[The exercise]: In the material below, repeat only the lines from the one that holds "Convert this screenshot" through the final line, exactly as they stand.

[Stored data]
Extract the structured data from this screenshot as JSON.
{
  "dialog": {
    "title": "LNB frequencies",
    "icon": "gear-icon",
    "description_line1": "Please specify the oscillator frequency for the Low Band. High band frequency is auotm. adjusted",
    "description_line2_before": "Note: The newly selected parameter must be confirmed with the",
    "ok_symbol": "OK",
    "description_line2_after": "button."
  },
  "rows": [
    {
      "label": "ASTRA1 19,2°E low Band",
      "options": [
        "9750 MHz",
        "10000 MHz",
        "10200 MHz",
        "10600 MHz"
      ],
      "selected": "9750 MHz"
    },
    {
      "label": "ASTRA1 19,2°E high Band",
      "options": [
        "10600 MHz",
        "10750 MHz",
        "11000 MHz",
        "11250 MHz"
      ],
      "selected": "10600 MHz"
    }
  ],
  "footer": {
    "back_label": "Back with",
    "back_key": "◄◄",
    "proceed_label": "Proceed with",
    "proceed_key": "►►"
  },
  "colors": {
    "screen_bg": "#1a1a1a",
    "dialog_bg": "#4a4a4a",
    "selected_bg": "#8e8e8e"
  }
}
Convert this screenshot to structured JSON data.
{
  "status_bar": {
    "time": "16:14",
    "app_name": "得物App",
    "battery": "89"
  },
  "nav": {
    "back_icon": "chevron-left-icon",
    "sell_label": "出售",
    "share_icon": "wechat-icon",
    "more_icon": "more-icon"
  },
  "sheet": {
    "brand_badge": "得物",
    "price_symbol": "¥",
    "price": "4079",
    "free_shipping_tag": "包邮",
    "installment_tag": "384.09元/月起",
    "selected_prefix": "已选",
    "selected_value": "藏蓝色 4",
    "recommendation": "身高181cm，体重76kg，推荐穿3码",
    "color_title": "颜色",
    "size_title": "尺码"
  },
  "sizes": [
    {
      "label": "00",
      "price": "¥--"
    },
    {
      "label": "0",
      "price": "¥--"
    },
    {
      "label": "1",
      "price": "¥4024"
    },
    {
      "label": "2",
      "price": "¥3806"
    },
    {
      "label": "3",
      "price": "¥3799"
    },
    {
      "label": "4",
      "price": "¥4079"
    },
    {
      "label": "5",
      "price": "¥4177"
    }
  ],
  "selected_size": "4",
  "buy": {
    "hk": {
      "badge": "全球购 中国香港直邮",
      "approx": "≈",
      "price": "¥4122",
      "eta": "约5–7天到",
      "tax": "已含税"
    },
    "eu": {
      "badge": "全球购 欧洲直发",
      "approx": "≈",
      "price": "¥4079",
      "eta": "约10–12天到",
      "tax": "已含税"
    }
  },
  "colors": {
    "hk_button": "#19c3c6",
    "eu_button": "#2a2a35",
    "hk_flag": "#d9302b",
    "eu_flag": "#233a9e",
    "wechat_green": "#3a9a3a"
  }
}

[Result below]:
Convert this screenshot to structured JSON data.
{
  "status_bar": {
    "time": "16:14",
    "app_name": "得物App",
    "battery": "89"
  },
  "nav": {
    "back_icon": "chevron-left-icon",
    "sell_label": "出售",
    "share_icon": "wechat-icon",
    "more_icon": "more-icon"
  },
  "sheet": {
    "brand_badge": "得物",
    "price_symbol": "¥",
    "price": "4079",
    "free_shipping_tag": "包邮",
    "installment_tag": "384.09元/月起",
    "selected_prefix": "已选",
    "selected_value": "藏蓝色 4",
    "recommendation": "身高181cm，体重76kg，推荐穿3码",
    "color_title": "颜色",
    "size_title": "尺码"
  },
  "sizes": [
    {
      "label": "00",
      "price": "¥--"
    },
    {
      "label": "0",
      "price": "¥--"
    },
    {
      "label": "1",
      "price": "¥4024"
    },
    {
      "label": "2",
      "price": "¥3806"
    },
    {
      "label": "3",
      "price": "¥3799"
    },
    {
      "label": "4",
      "price": "¥4079"
    },
    {
      "label": "5",
      "price": "¥4177"
    }
  ],
  "selected_size": "4",
  "buy": {
    "hk": {
      "badge": "全球购 中国香港直邮",
      "approx": "≈",
      "price": "¥4122",
      "eta": "约5–7天到",
      "tax": "已含税"
    },
    "eu": {
      "badge": "全球购 欧洲直发",
      "approx": "≈",
      "price": "¥4079",
      "eta": "约10–12天到",
      "tax": "已含税"
    }
  },
  "colors": {
    "hk_button": "#19c3c6",
    "eu_button": "#2a2a35",
    "hk_flag": "#d9302b",
    "eu_flag": "#233a9e",
    "wechat_green": "#3a9a3a"
  }
}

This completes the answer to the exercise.